• _Description of the task_
Quote all of the entries word for word.

::::::::::

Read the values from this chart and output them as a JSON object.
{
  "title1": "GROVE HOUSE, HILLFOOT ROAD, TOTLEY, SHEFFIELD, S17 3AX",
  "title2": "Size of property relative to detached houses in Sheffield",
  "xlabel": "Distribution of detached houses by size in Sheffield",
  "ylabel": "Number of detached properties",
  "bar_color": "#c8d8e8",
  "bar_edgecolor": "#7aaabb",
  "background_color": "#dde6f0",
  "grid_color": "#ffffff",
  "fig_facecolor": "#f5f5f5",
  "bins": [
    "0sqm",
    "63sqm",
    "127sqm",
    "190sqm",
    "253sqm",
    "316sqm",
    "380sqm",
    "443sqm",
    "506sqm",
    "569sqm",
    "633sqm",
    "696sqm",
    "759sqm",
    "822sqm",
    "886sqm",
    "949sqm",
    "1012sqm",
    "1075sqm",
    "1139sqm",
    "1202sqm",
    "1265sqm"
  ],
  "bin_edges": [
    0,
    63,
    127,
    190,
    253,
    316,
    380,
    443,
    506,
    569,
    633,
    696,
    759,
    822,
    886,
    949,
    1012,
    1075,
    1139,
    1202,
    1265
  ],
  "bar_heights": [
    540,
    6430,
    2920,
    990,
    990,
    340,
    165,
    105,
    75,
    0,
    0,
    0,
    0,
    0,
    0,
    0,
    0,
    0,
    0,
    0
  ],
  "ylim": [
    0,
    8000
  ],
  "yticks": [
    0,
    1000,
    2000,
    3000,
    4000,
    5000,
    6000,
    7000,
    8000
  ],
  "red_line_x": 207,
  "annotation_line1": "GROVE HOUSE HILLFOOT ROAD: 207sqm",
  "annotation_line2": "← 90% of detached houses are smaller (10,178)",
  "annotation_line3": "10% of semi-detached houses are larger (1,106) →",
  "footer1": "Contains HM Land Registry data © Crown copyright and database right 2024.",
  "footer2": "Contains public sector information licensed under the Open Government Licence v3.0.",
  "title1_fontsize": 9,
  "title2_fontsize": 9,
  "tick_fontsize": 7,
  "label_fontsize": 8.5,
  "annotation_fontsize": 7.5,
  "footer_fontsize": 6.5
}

::::::::::

• _Full answer_
Read the values from this chart and output them as a JSON object.
{
  "title1": "GROVE HOUSE, HILLFOOT ROAD, TOTLEY, SHEFFIELD, S17 3AX",
  "title2": "Size of property relative to detached houses in Sheffield",
  "xlabel": "Distribution of detached houses by size in Sheffield",
  "ylabel": "Number of detached properties",
  "bar_color": "#c8d8e8",
  "bar_edgecolor": "#7aaabb",
  "background_color": "#dde6f0",
  "grid_color": "#ffffff",
  "fig_facecolor": "#f5f5f5",
  "bins": [
    "0sqm",
    "63sqm",
    "127sqm",
    "190sqm",
    "253sqm",
    "316sqm",
    "380sqm",
    "443sqm",
    "506sqm",
    "569sqm",
    "633sqm",
    "696sqm",
    "759sqm",
    "822sqm",
    "886sqm",
    "949sqm",
    "1012sqm",
    "1075sqm",
    "1139sqm",
    "1202sqm",
    "1265sqm"
  ],
  "bin_edges": [
    0,
    63,
    127,
    190,
    253,
    316,
    380,
    443,
    506,
    569,
    633,
    696,
    759,
    822,
    886,
    949,
    1012,
    1075,
    1139,
    1202,
    1265
  ],
  "bar_heights": [
    540,
    6430,
    2920,
    990,
    990,
    340,
    165,
    105,
    75,
    0,
    0,
    0,
    0,
    0,
    0,
    0,
    0,
    0,
    0,
    0
  ],
  "ylim": [
    0,
    8000
  ],
  "yticks": [
    0,
    1000,
    2000,
    3000,
    4000,
    5000,
    6000,
    7000,
    8000
  ],
  "red_line_x": 207,
  "annotation_line1": "GROVE HOUSE HILLFOOT ROAD: 207sqm",
  "annotation_line2": "← 90% of detached houses are smaller (10,178)",
  "annotation_line3": "10% of semi-detached houses are larger (1,106) →",
  "footer1": "Contains HM Land Registry data © Crown copyright and database right 2024.",
  "footer2": "Contains public sector information licensed under the Open Government Licence v3.0.",
  "title1_fontsize": 9,
  "title2_fontsize": 9,
  "tick_fontsize": 7,
  "label_fontsize": 8.5,
  "annotation_fontsize": 7.5,
  "footer_fontsize": 6.5
}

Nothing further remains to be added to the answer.